**Instructions to follow**
Can you repeat the BJT cascode amplifier overview below word for word?

**Document passage**
— START —
BJT Cascode Amplifier Calculator Overview
The BJT Cascode Amplifier Calculator helps estimate the bias voltages, currents, small-signal gain, and frequency-response indicators of a BJT cascode amplifier. It is intended for early circuit design and quick checking before you confirm the circuit with transistor datasheets, simulation, PCB layout review, and bench measurement.
A BJT cascode amplifier combines a common-emitter input transistor with a common-base transistor above it. The lower transistor converts the input voltage into signal current, while the upper transistor holds the lower transistor's collector voltage more nearly constant. This reduces the Miller-effect multiplication of collector-base capacitance and helps the circuit keep useful gain at higher frequencies than a simple common-emitter stage.

What Is a BJT Cascode Amplifier?
A cascode amplifier is a two-transistor amplifier structure. In a BJT version, the input device usually works as a common-emitter stage, and the second device works as a common-base stage. The common-base device acts as a current buffer and reduces the voltage swing at the collector of the input transistor.
This arrangement is useful because the collector-base capacitance of a common-emitter transistor can appear much larger at the input due to the Miller effect. By keeping the lower transistor's collector node from moving very much, the cascode structure reduces this feedback path and improves high-frequency performance.
— END —
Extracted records
— START —
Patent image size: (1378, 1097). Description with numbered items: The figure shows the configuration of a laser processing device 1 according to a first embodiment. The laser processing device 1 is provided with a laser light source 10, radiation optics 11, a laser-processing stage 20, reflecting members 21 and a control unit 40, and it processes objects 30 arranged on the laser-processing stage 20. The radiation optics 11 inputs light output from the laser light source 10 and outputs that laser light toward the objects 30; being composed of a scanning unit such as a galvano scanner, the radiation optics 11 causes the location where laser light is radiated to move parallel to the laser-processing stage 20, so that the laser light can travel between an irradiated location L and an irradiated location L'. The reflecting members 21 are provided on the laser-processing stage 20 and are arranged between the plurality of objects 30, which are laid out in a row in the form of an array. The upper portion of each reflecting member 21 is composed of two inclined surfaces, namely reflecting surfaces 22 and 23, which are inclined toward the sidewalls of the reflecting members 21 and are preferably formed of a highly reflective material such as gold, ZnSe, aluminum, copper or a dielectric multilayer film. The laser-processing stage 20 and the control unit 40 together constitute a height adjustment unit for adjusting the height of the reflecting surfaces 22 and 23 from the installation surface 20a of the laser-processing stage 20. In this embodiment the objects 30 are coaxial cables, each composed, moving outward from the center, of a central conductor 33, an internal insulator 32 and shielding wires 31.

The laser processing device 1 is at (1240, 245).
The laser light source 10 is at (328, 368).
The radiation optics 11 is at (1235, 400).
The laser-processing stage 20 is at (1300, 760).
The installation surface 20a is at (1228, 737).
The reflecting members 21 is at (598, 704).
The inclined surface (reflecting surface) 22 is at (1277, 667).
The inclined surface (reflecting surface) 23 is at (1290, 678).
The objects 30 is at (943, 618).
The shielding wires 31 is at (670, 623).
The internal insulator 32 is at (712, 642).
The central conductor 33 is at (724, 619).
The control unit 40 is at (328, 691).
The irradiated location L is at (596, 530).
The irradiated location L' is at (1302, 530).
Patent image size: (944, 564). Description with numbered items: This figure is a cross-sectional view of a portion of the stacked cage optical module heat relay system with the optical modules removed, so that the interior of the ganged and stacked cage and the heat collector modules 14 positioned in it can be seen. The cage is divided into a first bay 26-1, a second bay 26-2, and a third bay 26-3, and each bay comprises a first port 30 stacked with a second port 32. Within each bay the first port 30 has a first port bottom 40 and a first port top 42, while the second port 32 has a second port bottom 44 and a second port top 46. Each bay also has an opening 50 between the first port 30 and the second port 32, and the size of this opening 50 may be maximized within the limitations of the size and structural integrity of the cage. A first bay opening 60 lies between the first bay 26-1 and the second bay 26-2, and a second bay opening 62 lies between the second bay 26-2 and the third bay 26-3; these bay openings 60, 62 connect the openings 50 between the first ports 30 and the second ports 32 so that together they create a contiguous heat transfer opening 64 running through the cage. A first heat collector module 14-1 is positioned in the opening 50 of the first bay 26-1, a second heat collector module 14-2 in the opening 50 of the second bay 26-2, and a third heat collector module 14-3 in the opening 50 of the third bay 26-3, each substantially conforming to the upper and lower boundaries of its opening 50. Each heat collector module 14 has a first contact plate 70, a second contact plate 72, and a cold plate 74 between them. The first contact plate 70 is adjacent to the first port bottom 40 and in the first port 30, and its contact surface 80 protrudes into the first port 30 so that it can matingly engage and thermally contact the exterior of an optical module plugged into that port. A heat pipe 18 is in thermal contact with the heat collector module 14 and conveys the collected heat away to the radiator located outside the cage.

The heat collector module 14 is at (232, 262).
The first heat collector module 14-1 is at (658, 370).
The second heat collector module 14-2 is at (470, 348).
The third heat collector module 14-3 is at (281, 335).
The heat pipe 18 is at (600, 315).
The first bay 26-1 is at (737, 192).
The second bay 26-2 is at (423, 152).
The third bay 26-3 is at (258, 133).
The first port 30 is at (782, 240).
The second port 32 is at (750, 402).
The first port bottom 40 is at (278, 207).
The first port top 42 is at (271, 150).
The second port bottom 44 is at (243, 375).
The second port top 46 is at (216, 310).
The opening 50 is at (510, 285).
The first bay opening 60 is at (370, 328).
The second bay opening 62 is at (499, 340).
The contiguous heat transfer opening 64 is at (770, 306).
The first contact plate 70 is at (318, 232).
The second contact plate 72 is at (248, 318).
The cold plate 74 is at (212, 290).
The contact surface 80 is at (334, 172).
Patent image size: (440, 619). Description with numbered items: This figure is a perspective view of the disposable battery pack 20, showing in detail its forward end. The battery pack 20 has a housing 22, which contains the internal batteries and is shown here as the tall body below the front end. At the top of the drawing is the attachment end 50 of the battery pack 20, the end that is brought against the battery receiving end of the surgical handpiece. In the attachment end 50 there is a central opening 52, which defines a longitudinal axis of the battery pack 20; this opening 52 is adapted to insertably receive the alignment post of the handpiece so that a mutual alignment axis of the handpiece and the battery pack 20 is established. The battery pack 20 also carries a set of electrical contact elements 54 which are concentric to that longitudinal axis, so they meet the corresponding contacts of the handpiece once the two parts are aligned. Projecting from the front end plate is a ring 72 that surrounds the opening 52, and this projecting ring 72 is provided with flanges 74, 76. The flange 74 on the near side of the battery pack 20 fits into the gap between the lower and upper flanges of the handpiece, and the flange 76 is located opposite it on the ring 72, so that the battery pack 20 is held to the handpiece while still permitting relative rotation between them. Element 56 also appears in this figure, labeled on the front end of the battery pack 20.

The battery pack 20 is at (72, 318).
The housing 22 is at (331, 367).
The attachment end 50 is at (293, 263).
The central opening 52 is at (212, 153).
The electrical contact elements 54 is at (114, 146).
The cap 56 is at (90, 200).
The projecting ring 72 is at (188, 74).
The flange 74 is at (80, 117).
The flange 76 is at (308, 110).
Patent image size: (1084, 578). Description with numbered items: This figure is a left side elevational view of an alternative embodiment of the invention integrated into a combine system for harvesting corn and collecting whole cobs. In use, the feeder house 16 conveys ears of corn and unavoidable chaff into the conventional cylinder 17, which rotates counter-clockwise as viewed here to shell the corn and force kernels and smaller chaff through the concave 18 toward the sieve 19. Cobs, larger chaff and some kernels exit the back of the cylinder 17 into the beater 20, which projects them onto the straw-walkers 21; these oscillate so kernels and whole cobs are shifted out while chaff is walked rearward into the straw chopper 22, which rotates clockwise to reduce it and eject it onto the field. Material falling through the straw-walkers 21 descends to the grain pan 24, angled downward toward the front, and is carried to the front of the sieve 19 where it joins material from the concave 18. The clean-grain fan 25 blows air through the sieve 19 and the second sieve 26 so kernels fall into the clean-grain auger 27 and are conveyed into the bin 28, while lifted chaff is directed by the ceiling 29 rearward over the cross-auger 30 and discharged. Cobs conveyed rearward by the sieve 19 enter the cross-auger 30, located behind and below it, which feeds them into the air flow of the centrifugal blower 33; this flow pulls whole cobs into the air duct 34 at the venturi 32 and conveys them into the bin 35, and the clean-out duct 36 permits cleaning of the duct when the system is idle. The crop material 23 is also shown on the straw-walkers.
— END —
**Solution for this task**
BJT Cascode Amplifier Calculator Overview
The BJT Cascode Amplifier Calculator helps estimate the bias voltages, currents, small-signal gain, and frequency-response indicators of a BJT cascode amplifier. It is intended for early circuit design and quick checking before you confirm the circuit with transistor datasheets, simulation, PCB layout review, and bench measurement.
A BJT cascode amplifier combines a common-emitter input transistor with a common-base transistor above it. The lower transistor converts the input voltage into signal current, while the upper transistor holds the lower transistor's collector voltage more nearly constant. This reduces the Miller-effect multiplication of collector-base capacitance and helps the circuit keep useful gain at higher frequencies than a simple common-emitter stage.

What Is a BJT Cascode Amplifier?
A cascode amplifier is a two-transistor amplifier structure. In a BJT version, the input device usually works as a common-emitter stage, and the second device works as a common-base stage. The common-base device acts as a current buffer and reduces the voltage swing at the collector of the input transistor.
This arrangement is useful because the collector-base capacitance of a common-emitter transistor can appear much larger at the input due to the Miller effect. By keeping the lower transistor's collector node from moving very much, the cascode structure reduces this feedback path and improves high-frequency performance.